**Set problem:**
Note each line that includes the word "rewards". Copy those lines.

**Excerpted records:**
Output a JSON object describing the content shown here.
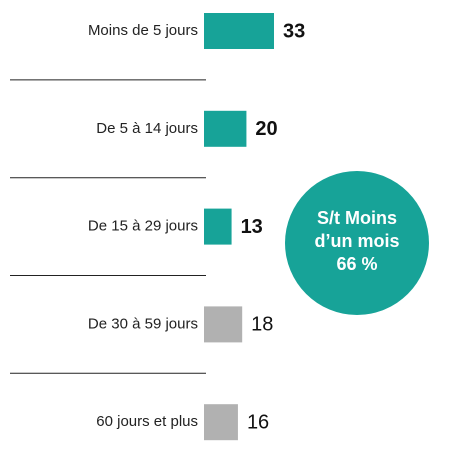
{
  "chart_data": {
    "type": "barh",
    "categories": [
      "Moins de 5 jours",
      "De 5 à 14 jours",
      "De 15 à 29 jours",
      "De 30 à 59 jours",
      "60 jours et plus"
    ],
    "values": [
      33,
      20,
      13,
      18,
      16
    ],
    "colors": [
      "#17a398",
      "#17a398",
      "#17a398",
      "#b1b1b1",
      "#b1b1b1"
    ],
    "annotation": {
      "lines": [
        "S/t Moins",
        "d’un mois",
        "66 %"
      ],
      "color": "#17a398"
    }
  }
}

--

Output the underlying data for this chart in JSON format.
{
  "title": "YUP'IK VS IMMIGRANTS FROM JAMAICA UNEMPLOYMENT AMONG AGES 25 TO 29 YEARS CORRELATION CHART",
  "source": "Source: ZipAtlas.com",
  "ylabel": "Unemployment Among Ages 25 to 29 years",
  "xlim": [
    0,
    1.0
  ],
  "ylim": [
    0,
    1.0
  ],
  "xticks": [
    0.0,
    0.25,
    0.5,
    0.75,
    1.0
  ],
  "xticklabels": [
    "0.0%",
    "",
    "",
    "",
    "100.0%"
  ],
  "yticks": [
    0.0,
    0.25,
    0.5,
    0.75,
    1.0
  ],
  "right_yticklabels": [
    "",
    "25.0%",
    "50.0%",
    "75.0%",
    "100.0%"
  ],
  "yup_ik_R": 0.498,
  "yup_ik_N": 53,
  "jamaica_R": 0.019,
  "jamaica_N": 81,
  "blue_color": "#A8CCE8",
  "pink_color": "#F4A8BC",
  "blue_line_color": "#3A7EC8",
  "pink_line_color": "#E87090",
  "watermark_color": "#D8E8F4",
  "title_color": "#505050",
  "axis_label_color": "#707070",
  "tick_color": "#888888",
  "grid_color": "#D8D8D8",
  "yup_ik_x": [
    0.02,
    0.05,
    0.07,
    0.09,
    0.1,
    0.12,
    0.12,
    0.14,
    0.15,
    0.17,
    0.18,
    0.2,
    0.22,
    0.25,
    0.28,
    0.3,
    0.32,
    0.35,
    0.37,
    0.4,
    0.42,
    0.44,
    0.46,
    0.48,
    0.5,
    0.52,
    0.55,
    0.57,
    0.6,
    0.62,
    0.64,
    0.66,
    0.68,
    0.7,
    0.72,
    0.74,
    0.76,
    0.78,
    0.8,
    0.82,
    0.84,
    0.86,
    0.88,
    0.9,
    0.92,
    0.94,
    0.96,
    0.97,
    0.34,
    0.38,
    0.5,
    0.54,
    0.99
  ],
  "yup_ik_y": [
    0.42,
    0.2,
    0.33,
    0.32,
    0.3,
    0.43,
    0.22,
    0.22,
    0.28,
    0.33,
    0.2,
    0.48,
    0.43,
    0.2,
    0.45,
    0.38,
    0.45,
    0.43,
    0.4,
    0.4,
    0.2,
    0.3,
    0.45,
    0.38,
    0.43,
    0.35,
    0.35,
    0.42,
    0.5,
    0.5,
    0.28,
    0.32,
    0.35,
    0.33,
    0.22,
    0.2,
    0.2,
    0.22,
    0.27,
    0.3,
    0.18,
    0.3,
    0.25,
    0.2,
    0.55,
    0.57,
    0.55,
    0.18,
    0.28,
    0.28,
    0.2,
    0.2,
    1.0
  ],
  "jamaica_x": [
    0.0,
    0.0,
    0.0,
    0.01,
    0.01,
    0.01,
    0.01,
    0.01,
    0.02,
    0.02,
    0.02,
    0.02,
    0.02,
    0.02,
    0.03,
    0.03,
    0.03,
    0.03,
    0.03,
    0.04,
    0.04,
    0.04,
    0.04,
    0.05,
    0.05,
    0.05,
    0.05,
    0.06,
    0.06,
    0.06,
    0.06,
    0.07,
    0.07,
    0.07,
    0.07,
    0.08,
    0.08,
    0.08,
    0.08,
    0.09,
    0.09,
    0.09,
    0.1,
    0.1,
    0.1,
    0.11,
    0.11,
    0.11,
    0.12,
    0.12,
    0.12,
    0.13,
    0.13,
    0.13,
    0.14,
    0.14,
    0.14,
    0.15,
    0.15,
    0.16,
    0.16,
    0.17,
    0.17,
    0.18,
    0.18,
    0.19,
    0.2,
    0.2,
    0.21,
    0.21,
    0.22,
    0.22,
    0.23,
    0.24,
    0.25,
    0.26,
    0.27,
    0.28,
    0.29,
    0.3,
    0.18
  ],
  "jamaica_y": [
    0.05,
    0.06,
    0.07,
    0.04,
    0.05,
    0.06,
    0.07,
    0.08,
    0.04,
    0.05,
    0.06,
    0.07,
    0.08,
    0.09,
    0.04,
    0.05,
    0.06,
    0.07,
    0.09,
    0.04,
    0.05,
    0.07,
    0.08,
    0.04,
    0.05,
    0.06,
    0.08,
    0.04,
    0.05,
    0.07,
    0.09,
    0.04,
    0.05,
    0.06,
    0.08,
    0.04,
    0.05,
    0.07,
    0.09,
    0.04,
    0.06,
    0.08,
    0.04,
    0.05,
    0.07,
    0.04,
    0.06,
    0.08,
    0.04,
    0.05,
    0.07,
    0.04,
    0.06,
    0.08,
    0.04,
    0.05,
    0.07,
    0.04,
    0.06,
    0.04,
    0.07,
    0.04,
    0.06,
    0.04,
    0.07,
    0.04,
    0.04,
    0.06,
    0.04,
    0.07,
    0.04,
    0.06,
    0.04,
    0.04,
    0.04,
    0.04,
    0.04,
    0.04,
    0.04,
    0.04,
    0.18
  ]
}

--

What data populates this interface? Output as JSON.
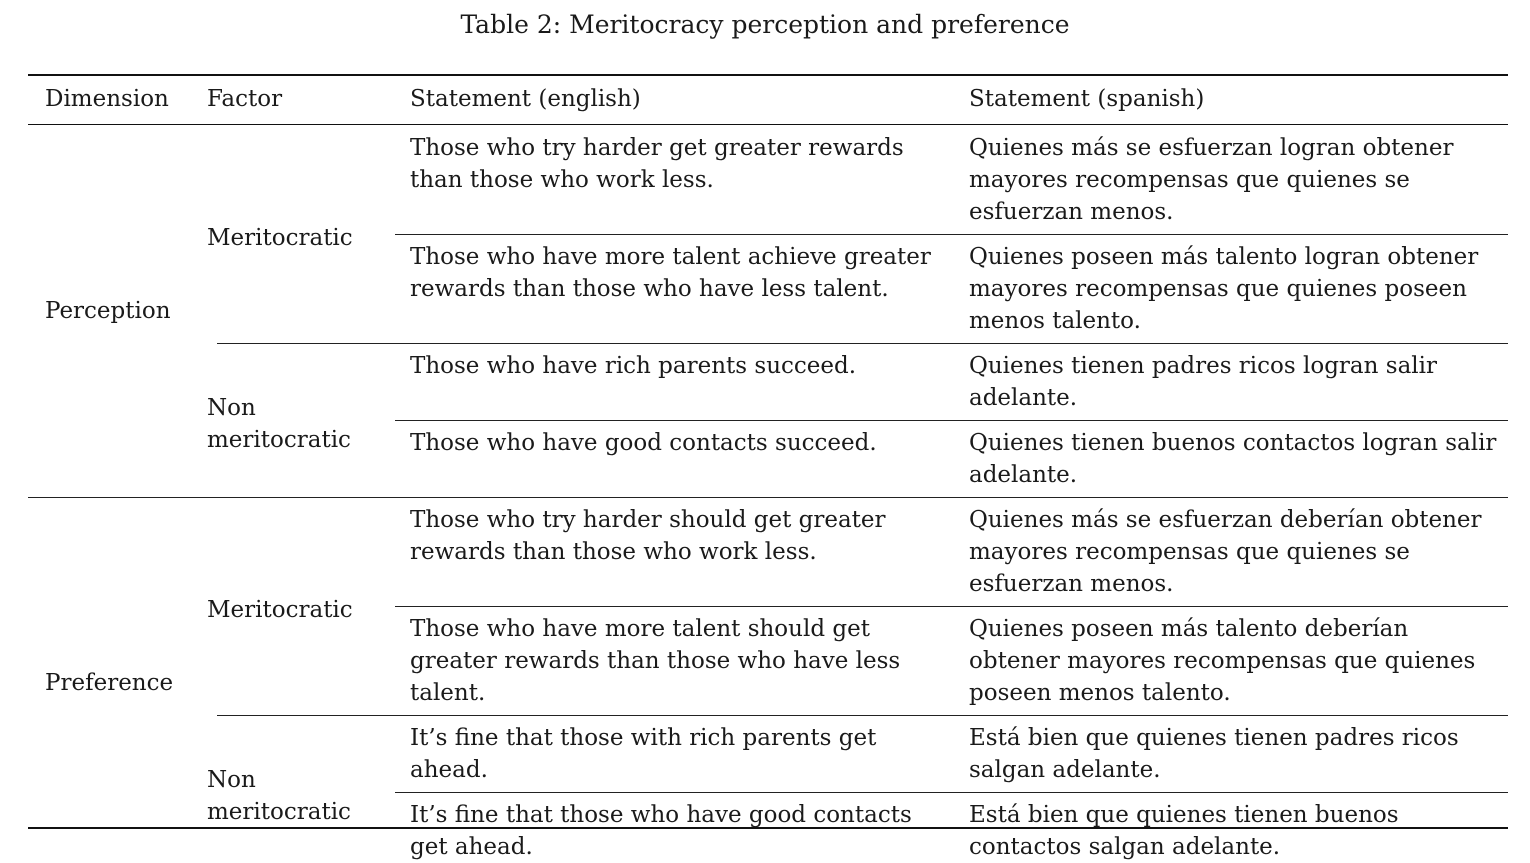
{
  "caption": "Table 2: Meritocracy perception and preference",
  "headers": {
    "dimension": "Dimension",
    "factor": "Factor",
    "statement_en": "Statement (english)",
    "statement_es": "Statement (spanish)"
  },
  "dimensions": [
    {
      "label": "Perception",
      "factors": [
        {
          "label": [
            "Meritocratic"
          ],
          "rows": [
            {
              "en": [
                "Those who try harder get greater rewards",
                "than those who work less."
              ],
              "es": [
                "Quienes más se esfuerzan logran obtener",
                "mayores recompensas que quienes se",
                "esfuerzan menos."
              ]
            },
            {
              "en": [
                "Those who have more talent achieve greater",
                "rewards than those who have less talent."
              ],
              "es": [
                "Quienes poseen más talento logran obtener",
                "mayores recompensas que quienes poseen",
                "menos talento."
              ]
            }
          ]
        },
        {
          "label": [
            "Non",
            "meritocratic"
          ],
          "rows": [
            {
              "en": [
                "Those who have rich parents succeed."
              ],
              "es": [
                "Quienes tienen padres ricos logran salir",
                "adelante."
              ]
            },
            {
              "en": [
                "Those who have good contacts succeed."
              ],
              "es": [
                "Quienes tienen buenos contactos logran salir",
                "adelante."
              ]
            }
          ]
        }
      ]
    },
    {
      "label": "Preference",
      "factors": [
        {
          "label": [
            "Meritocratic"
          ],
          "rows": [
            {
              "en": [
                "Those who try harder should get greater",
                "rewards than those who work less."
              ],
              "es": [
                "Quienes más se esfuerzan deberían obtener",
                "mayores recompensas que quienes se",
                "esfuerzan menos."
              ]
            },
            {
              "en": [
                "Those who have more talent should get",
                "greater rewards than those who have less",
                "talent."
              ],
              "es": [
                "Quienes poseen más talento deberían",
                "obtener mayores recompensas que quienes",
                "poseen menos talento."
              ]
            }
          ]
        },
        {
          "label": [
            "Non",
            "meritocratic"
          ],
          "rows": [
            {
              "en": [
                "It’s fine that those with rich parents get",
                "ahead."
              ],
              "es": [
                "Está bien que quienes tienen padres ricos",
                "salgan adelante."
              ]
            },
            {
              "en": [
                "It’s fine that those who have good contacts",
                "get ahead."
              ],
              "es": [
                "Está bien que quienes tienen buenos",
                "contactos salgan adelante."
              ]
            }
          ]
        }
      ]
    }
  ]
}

**Solution for this exercise:**
                "Those who try harder get greater rewards",
                "rewards than those who have less talent."
                "rewards than those who work less."
                "greater rewards than those who have less",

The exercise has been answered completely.